# START OF Records for this exercise

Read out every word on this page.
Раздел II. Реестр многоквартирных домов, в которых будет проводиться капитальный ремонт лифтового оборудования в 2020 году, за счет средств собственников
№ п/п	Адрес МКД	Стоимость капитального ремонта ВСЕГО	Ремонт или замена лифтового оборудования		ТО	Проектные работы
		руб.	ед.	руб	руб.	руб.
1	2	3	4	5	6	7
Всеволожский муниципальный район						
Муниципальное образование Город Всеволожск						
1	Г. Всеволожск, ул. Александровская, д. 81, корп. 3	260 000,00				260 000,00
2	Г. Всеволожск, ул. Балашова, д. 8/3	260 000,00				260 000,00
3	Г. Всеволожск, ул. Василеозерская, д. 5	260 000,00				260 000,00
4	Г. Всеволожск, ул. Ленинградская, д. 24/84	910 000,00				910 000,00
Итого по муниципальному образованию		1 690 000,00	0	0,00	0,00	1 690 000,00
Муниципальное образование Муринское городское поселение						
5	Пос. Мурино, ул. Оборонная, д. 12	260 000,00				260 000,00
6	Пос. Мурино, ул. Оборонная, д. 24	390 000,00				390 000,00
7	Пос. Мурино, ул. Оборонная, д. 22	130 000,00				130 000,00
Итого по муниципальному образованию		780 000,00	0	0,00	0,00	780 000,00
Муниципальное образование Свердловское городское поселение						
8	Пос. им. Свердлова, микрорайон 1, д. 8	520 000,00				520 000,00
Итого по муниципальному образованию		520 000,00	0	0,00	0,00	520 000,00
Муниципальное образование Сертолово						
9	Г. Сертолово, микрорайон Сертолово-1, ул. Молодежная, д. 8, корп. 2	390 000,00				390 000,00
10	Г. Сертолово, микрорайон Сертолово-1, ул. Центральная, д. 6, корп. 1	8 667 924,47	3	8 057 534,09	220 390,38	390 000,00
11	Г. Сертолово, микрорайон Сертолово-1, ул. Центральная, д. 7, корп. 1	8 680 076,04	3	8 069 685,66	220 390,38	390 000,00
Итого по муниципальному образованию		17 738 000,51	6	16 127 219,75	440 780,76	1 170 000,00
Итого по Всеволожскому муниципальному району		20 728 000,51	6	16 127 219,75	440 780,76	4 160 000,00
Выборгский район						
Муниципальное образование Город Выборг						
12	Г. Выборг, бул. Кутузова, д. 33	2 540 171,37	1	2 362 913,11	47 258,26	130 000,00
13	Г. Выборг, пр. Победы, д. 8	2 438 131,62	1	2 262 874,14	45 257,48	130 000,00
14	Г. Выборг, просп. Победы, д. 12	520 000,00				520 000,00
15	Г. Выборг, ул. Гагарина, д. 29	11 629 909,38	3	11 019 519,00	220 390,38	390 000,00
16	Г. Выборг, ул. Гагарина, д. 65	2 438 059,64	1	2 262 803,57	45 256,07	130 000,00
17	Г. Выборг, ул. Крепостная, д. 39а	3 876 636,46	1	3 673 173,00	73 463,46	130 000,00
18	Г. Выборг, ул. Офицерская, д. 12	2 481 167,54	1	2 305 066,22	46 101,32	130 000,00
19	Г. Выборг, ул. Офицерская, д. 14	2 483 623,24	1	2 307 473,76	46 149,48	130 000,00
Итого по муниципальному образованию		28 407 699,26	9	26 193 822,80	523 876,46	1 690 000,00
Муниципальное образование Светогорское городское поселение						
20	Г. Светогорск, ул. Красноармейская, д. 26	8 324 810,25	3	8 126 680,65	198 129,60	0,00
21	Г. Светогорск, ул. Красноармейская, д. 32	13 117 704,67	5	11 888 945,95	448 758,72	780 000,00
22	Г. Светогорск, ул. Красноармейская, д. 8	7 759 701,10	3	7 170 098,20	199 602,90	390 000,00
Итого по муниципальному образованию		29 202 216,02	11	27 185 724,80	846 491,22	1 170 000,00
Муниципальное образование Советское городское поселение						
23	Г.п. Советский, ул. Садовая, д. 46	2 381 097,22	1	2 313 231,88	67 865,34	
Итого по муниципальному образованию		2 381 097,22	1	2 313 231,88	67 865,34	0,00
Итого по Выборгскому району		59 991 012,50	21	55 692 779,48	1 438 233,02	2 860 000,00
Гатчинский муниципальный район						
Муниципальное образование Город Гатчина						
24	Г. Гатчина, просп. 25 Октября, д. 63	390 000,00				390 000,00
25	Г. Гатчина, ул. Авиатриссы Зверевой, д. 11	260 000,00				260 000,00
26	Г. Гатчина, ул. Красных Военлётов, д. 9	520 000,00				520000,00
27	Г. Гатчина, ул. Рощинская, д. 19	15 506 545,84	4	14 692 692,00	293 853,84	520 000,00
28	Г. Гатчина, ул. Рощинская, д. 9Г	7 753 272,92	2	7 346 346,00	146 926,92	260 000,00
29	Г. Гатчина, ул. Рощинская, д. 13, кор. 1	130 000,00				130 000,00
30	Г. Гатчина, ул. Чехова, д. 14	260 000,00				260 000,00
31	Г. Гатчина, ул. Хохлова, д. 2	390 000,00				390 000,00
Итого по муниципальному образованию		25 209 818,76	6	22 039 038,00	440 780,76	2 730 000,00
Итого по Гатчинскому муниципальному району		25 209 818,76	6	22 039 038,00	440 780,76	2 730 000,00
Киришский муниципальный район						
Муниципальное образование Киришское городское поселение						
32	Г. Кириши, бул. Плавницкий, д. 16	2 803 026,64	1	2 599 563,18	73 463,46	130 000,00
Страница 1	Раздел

# END OF Records for this exercise

Pull out every line containing "Оборонная".

Response to this task
5	Пос. Мурино, ул. Оборонная, д. 12	260 000,00				260 000,00
6	Пос. Мурино, ул. Оборонная, д. 24	390 000,00				390 000,00
7	Пос. Мурино, ул. Оборонная, д. 22	130 000,00				130 000,00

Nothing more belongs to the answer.